▶ _Text for analysis_:
Other polymer membranes become drier when heated, a phenomenon seemingly as dependable as the sun rising in the east. But the polymer developed by Berkeley Lab scientists does the opposite. It sponges up more moisture from its immediate environment as the temperature rises and the relative humidity remains constant. With this unique property, the polymer could overcome a limitation common to polymer electrolyte fuel cells, which lose water as the temperature increases, and subsequently suffer a decrease in proton conductivity.

"This is a big barrier because fuel cells become more efficient at higher temperatures, so they require a polymer membrane that also operates at higher temperatures," says Balsara.

The secret to the polymer's oddball performance is its nanoscale construction. It's packed with water-loving pores that only measure five nanometers wide or less (one nanometer is one-billionth of a meter). For reasons not entirely understood, these extremely small pores continue to grab moisture from the air even as the thermometer rises above 90 degrees Celsius, a temperature well above the point at which other polymers stop working.

▶ _Try it_:
Transcribe the whole passage about the Berkeley Lab polymer membrane word for word, keeping its paragraph breaks.

▶ _Stored data_:
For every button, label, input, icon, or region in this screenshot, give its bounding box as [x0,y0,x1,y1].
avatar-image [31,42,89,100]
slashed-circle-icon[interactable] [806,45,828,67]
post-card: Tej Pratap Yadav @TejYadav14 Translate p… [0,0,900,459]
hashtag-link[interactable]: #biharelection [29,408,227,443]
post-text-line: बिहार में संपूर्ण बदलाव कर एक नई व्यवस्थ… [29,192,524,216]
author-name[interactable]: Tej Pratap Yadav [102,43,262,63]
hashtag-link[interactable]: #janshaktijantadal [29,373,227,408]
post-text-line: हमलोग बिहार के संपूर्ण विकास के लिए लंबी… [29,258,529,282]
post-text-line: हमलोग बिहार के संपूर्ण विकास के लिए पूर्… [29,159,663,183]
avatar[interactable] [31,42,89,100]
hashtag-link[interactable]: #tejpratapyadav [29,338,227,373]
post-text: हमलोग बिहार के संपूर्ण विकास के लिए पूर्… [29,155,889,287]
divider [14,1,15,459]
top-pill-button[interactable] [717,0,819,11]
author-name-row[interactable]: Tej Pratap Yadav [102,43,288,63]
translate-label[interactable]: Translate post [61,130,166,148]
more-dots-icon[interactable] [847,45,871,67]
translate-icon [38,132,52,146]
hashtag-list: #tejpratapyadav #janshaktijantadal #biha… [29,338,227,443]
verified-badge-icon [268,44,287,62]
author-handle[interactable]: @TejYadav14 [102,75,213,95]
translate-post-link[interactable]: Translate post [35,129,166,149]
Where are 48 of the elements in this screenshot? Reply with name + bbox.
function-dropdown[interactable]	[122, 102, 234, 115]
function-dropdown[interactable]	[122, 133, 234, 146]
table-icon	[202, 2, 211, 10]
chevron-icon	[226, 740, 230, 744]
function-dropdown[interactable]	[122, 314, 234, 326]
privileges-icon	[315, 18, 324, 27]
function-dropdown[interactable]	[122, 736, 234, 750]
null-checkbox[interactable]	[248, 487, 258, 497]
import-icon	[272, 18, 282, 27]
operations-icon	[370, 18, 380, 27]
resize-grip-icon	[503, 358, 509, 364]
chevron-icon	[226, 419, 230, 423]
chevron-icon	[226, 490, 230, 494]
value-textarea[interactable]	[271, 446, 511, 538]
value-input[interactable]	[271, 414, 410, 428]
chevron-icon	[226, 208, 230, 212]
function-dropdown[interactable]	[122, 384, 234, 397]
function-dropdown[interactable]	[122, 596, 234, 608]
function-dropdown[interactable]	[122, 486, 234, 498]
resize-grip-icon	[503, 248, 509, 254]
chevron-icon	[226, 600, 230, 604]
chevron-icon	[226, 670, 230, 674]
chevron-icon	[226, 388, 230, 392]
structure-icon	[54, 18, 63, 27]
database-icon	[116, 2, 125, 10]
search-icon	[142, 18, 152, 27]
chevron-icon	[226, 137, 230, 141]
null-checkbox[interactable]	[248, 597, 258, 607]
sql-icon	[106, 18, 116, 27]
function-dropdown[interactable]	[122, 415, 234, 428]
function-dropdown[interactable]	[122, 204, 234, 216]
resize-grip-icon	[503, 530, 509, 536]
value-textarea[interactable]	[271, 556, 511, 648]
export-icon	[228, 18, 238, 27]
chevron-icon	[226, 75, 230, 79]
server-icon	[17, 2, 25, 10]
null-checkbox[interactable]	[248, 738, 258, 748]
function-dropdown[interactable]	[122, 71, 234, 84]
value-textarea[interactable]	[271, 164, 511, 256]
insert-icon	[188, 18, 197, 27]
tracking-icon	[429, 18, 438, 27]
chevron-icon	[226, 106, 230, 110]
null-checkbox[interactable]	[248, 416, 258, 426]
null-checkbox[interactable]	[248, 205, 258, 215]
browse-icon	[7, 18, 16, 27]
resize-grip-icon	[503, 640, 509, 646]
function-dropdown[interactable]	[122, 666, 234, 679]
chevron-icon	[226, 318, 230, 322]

▶ _Exercise output_:
Other polymer membranes become drier when heated, a phenomenon seemingly as dependable as the sun rising in the east. But the polymer developed by Berkeley Lab scientists does the opposite. It sponges up more moisture from its immediate environment as the temperature rises and the relative humidity remains constant. With this unique property, the polymer could overcome a limitation common to polymer electrolyte fuel cells, which lose water as the temperature increases, and subsequently suffer a decrease in proton conductivity.

"This is a big barrier because fuel cells become more efficient at higher temperatures, so they require a polymer membrane that also operates at higher temperatures," says Balsara.

The secret to the polymer's oddball performance is its nanoscale construction. It's packed with water-loving pores that only measure five nanometers wide or less (one nanometer is one-billionth of a meter). For reasons not entirely understood, these extremely small pores continue to grab moisture from the air even as the thermometer rises above 90 degrees Celsius, a temperature well above the point at which other polymers stop working.